**Short exercise:**
Pull every "PAIK" line out of the data below.

**Data records:**
-=-=-=-=-
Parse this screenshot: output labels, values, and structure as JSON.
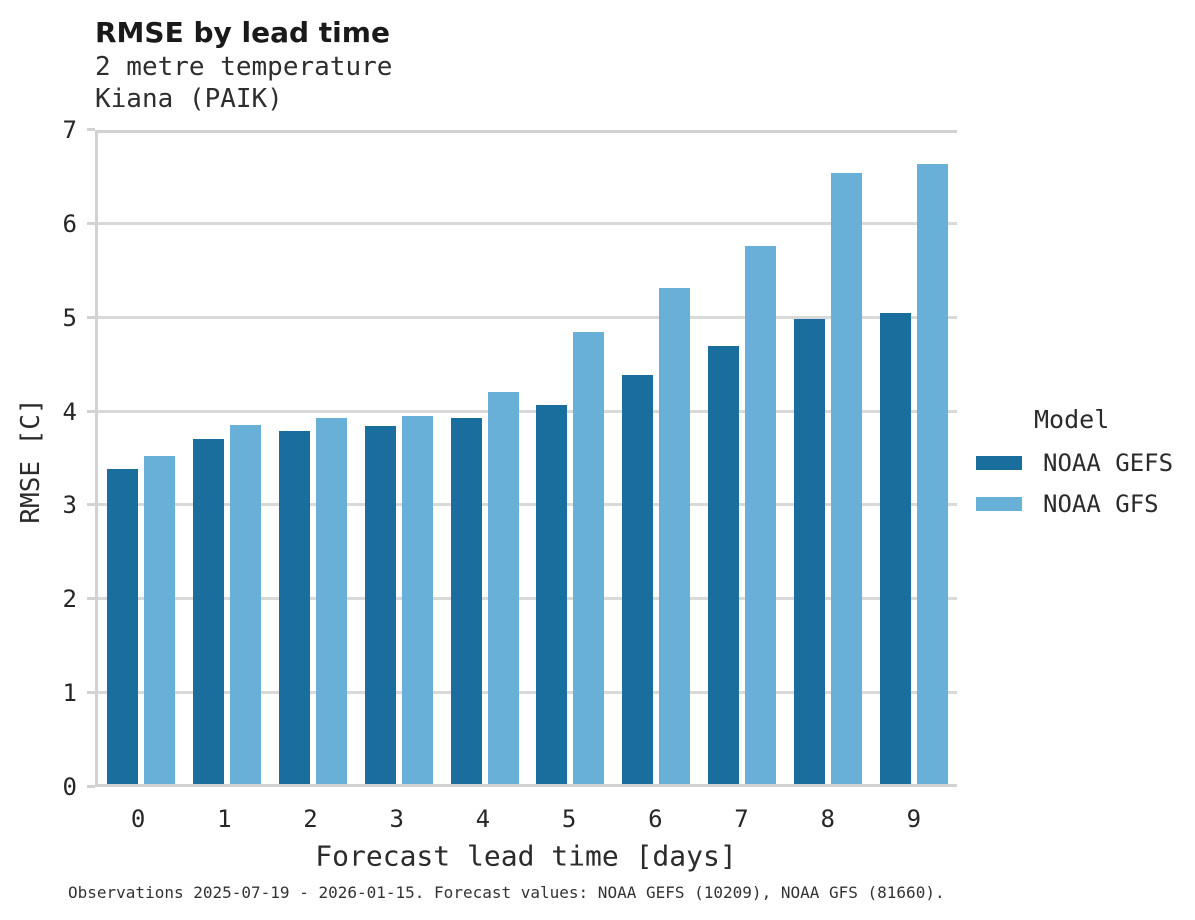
{
  "header": {
    "title": "RMSE by lead time",
    "subtitle_variable": "2 metre temperature",
    "subtitle_station": "Kiana (PAIK)"
  },
  "chart_data": {
    "type": "bar",
    "title": "RMSE by lead time",
    "subtitle": "2 metre temperature",
    "station": "Kiana (PAIK)",
    "xlabel": "Forecast lead time [days]",
    "ylabel": "RMSE [C]",
    "categories": [
      "0",
      "1",
      "2",
      "3",
      "4",
      "5",
      "6",
      "7",
      "8",
      "9"
    ],
    "series": [
      {
        "name": "NOAA GEFS",
        "color": "#1a6e9d",
        "values": [
          3.39,
          3.71,
          3.8,
          3.85,
          3.94,
          4.08,
          4.4,
          4.71,
          5.0,
          5.06
        ]
      },
      {
        "name": "NOAA GFS",
        "color": "#68b0d8",
        "values": [
          3.53,
          3.86,
          3.94,
          3.96,
          4.22,
          4.86,
          5.33,
          5.79,
          6.57,
          6.67
        ]
      }
    ],
    "ylim": [
      0,
      7
    ],
    "yticks": [
      0,
      1,
      2,
      3,
      4,
      5,
      6,
      7
    ],
    "grid": "horizontal",
    "legend": {
      "title": "Model",
      "position": "right"
    }
  },
  "footer": {
    "note": "Observations 2025-07-19 - 2026-01-15. Forecast values: NOAA GEFS (10209), NOAA GFS (81660)."
  },
  "colors": {
    "gefs_bar": "#1a6e9d",
    "gfs_bar": "#68b0d8",
    "gridline": "#d9d9d9",
    "axis_line": "#d2d2d2"
  }
}
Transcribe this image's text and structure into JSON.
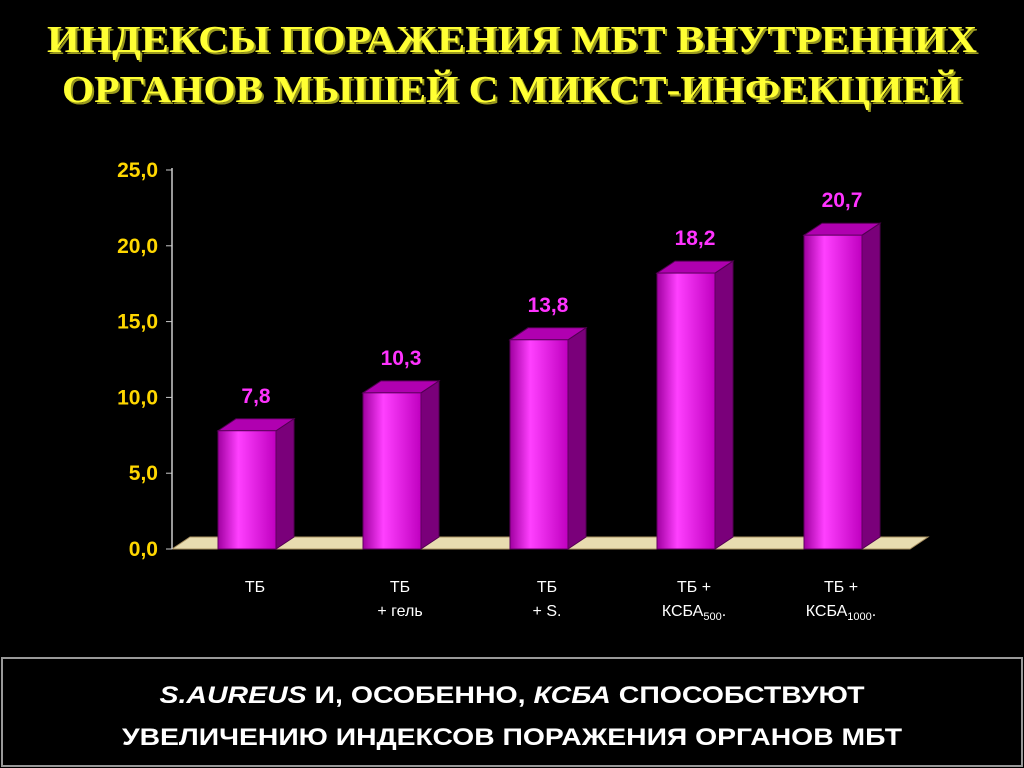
{
  "chart_data": {
    "type": "bar3d",
    "title": [
      "ИНДЕКСЫ ПОРАЖЕНИЯ МБТ ВНУТРЕННИХ",
      "ОРГАНОВ МЫШЕЙ С МИКСТ-ИНФЕКЦИЕЙ"
    ],
    "categories": [
      [
        [
          "ТБ"
        ]
      ],
      [
        [
          "ТБ"
        ],
        [
          "+ гель"
        ]
      ],
      [
        [
          "ТБ"
        ],
        [
          "+ S."
        ]
      ],
      [
        [
          "ТБ +"
        ],
        [
          "КСБА",
          "500",
          "."
        ]
      ],
      [
        [
          "ТБ +"
        ],
        [
          "КСБА",
          "1000",
          "."
        ]
      ]
    ],
    "values": [
      7.8,
      10.3,
      13.8,
      18.2,
      20.7
    ],
    "value_labels": [
      "7,8",
      "10,3",
      "13,8",
      "18,2",
      "20,7"
    ],
    "color": "#ff00ff",
    "ylim": [
      0,
      25
    ],
    "yticks": [
      {
        "value": 0,
        "label": "0,0"
      },
      {
        "value": 5,
        "label": "5,0"
      },
      {
        "value": 10,
        "label": "10,0"
      },
      {
        "value": 15,
        "label": "15,0"
      },
      {
        "value": 20,
        "label": "20,0"
      },
      {
        "value": 25,
        "label": "25,0"
      }
    ]
  },
  "footer": [
    [
      {
        "text": "S.AUREUS",
        "italic": true
      },
      {
        "text": " И, ОСОБЕННО,  "
      },
      {
        "text": "КСБА",
        "italic": true
      },
      {
        "text": " СПОСОБСТВУЮТ"
      }
    ],
    [
      {
        "text": "УВЕЛИЧЕНИЮ ИНДЕКСОВ ПОРАЖЕНИЯ ОРГАНОВ МБТ"
      }
    ]
  ]
}
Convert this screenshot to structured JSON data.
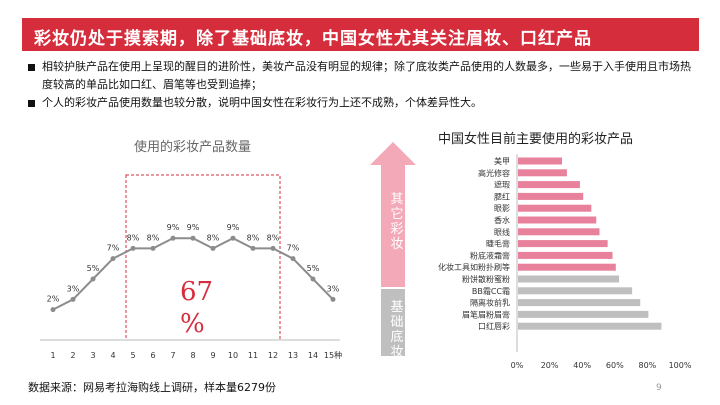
{
  "title": "彩妆仍处于摸索期，除了基础底妆，中国女性尤其关注眉妆、口红产品",
  "bullets": [
    "相较护肤产品在使用上呈现的醒目的进阶性，美妆产品没有明显的规律；除了底妆类产品使用的人数最多，一些易于入手使用且市场热度较高的单品比如口红、眉笔等也受到追捧；",
    "个人的彩妆产品使用数量也较分散，说明中国女性在彩妆行为上还不成熟，个体差异性大。"
  ],
  "highlight_pct": "67%",
  "arrow": {
    "top_text": "其它彩妆",
    "bottom_text": "基础底妆",
    "top_color": "#f4a9b8",
    "bottom_color": "#bfbfbf"
  },
  "source": "数据来源：网易考拉海购线上调研，样本量6279份",
  "page_number": "9",
  "colors": {
    "accent": "#d62d3c",
    "bar_pink": "#e8819b",
    "bar_gray": "#bfbfbf",
    "line": "#8c8c8c"
  },
  "chart_data": [
    {
      "type": "line",
      "title": "使用的彩妆产品数量",
      "x": [
        "1",
        "2",
        "3",
        "4",
        "5",
        "6",
        "7",
        "8",
        "9",
        "10",
        "11",
        "12",
        "13",
        "14",
        "15种"
      ],
      "values": [
        2,
        3,
        5,
        7,
        8,
        8,
        9,
        9,
        8,
        9,
        8,
        8,
        7,
        5,
        3
      ],
      "labels": [
        "2%",
        "3%",
        "5%",
        "7%",
        "8%",
        "8%",
        "9%",
        "9%",
        "8%",
        "9%",
        "8%",
        "8%",
        "7%",
        "5%",
        "3%"
      ],
      "highlight_range": [
        "5",
        "12"
      ]
    },
    {
      "type": "bar",
      "orientation": "horizontal",
      "title": "中国女性目前主要使用的彩妆产品",
      "categories": [
        "美甲",
        "高光修容",
        "遮瑕",
        "腮红",
        "眼影",
        "香水",
        "眼线",
        "睫毛膏",
        "粉底液霜膏",
        "化妆工具如粉扑刷等",
        "粉饼散粉蜜粉",
        "BB霜CC霜",
        "隔离妆前乳",
        "眉笔眉粉眉膏",
        "口红唇彩"
      ],
      "values": [
        27,
        30,
        38,
        40,
        45,
        48,
        50,
        55,
        58,
        60,
        62,
        70,
        75,
        80,
        88
      ],
      "group": [
        "other",
        "other",
        "other",
        "other",
        "other",
        "other",
        "other",
        "other",
        "other",
        "other",
        "base",
        "base",
        "base",
        "base",
        "base"
      ],
      "xlim": [
        0,
        100
      ],
      "xticks": [
        "0%",
        "20%",
        "40%",
        "60%",
        "80%",
        "100%"
      ]
    }
  ]
}
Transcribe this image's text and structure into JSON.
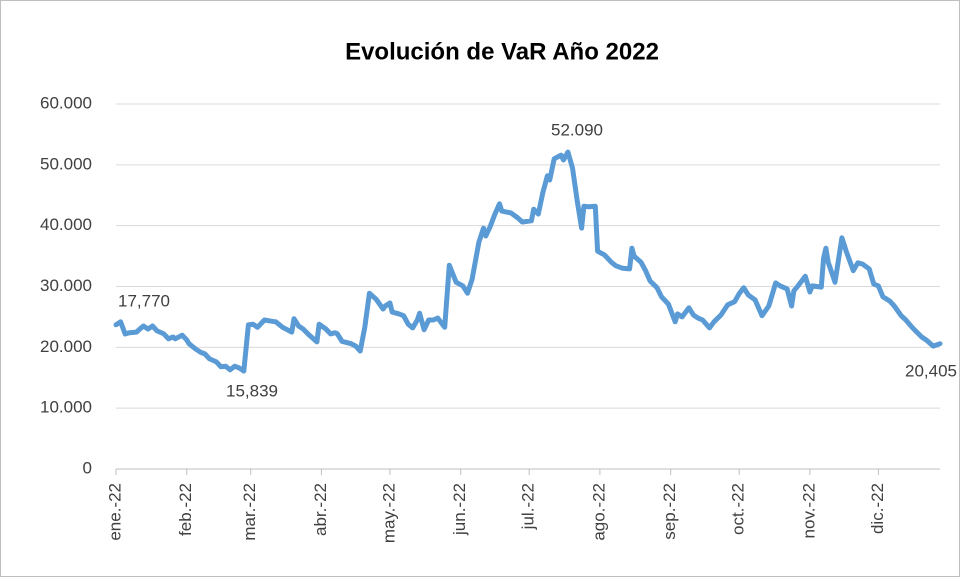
{
  "chart_data": {
    "type": "line",
    "title": "Evolución de VaR Año 2022",
    "color": "#5b9bd5",
    "grid": true,
    "annotations": [
      "17,770",
      "15,839",
      "52.090",
      "20,405"
    ],
    "xlim": [
      0,
      361
    ],
    "xticks": [
      {
        "value": 0,
        "label": "ene.-22"
      },
      {
        "value": 31,
        "label": "feb.-22"
      },
      {
        "value": 59,
        "label": "mar.-22"
      },
      {
        "value": 90,
        "label": "abr.-22"
      },
      {
        "value": 120,
        "label": "may.-22"
      },
      {
        "value": 151,
        "label": "jun.-22"
      },
      {
        "value": 181,
        "label": "jul.-22"
      },
      {
        "value": 212,
        "label": "ago.-22"
      },
      {
        "value": 243,
        "label": "sep.-22"
      },
      {
        "value": 273,
        "label": "oct.-22"
      },
      {
        "value": 304,
        "label": "nov.-22"
      },
      {
        "value": 334,
        "label": "dic.-22"
      }
    ],
    "ylim": [
      0,
      60000
    ],
    "yticks": [
      0,
      {
        "value": 10000,
        "label": "10.000"
      },
      {
        "value": 20000,
        "label": "20.000"
      },
      {
        "value": 30000,
        "label": "30.000"
      },
      {
        "value": 40000,
        "label": "40.000"
      },
      {
        "value": 50000,
        "label": "50.000"
      },
      {
        "value": 60000,
        "label": "60.000"
      }
    ],
    "x": [
      0,
      2,
      4,
      6,
      9,
      11,
      12,
      14,
      16,
      18,
      21,
      23,
      25,
      26,
      29,
      31,
      32,
      35,
      37,
      39,
      41,
      44,
      46,
      48,
      50,
      52,
      54,
      56,
      58,
      60,
      62,
      65,
      68,
      70,
      73,
      75,
      77,
      78,
      80,
      82,
      85,
      88,
      89,
      92,
      94,
      96,
      97,
      99,
      103,
      105,
      107,
      109,
      111,
      114,
      117,
      118,
      120,
      121,
      124,
      126,
      128,
      130,
      132,
      133,
      135,
      137,
      139,
      141,
      144,
      146,
      149,
      152,
      154,
      156,
      159,
      161,
      162,
      164,
      166,
      168,
      169,
      173,
      176,
      178,
      182,
      183,
      185,
      187,
      189,
      190,
      192,
      195,
      196,
      198,
      200,
      202,
      204,
      205,
      207,
      210,
      211,
      214,
      217,
      219,
      222,
      225,
      226,
      227,
      230,
      232,
      234,
      237,
      239,
      242,
      245,
      246,
      248,
      251,
      253,
      255,
      257,
      260,
      262,
      265,
      268,
      271,
      273,
      275,
      277,
      280,
      283,
      286,
      289,
      291,
      294,
      296,
      297,
      299,
      302,
      304,
      305,
      309,
      310,
      311,
      312,
      315,
      318,
      320,
      323,
      325,
      327,
      330,
      332,
      334,
      336,
      339,
      341,
      344,
      346,
      349,
      353,
      355,
      358,
      361
    ],
    "values": [
      23700,
      24200,
      22200,
      22400,
      22500,
      23200,
      23500,
      23000,
      23500,
      22700,
      22200,
      21400,
      21700,
      21400,
      22000,
      21200,
      20600,
      19700,
      19200,
      18900,
      18100,
      17600,
      16800,
      16900,
      16300,
      16900,
      16600,
      16100,
      23700,
      23800,
      23300,
      24500,
      24300,
      24200,
      23300,
      22900,
      22500,
      24700,
      23500,
      23000,
      21900,
      20900,
      23800,
      23000,
      22200,
      22400,
      22200,
      21000,
      20600,
      20200,
      19400,
      23300,
      28900,
      27900,
      26300,
      26800,
      27300,
      25800,
      25500,
      25200,
      23800,
      23200,
      24500,
      25600,
      22900,
      24500,
      24500,
      24800,
      23300,
      33500,
      30700,
      30100,
      28900,
      31200,
      37300,
      39600,
      38300,
      39900,
      41900,
      43600,
      42400,
      42100,
      41300,
      40600,
      40800,
      42700,
      41900,
      45400,
      48200,
      47500,
      51000,
      51600,
      50800,
      52100,
      49500,
      44200,
      39600,
      43200,
      43100,
      43200,
      35800,
      35200,
      34000,
      33400,
      33000,
      32900,
      36300,
      35000,
      34000,
      32600,
      30900,
      29800,
      28300,
      27100,
      24200,
      25500,
      25000,
      26500,
      25300,
      24800,
      24500,
      23200,
      24200,
      25300,
      27000,
      27500,
      28800,
      29800,
      28600,
      27800,
      25200,
      26800,
      30600,
      30100,
      29600,
      26800,
      29300,
      30200,
      31700,
      29100,
      30100,
      29900,
      34700,
      36300,
      34000,
      30700,
      38000,
      35700,
      32600,
      33900,
      33700,
      32900,
      30400,
      30100,
      28300,
      27600,
      26800,
      25200,
      24500,
      23200,
      21700,
      21200,
      20200,
      20600
    ]
  }
}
-=-=-=-=-
**Result of the task:**
    "subtitle_station": "Kiana (PAIK)"
    "station": "Kiana (PAIK)",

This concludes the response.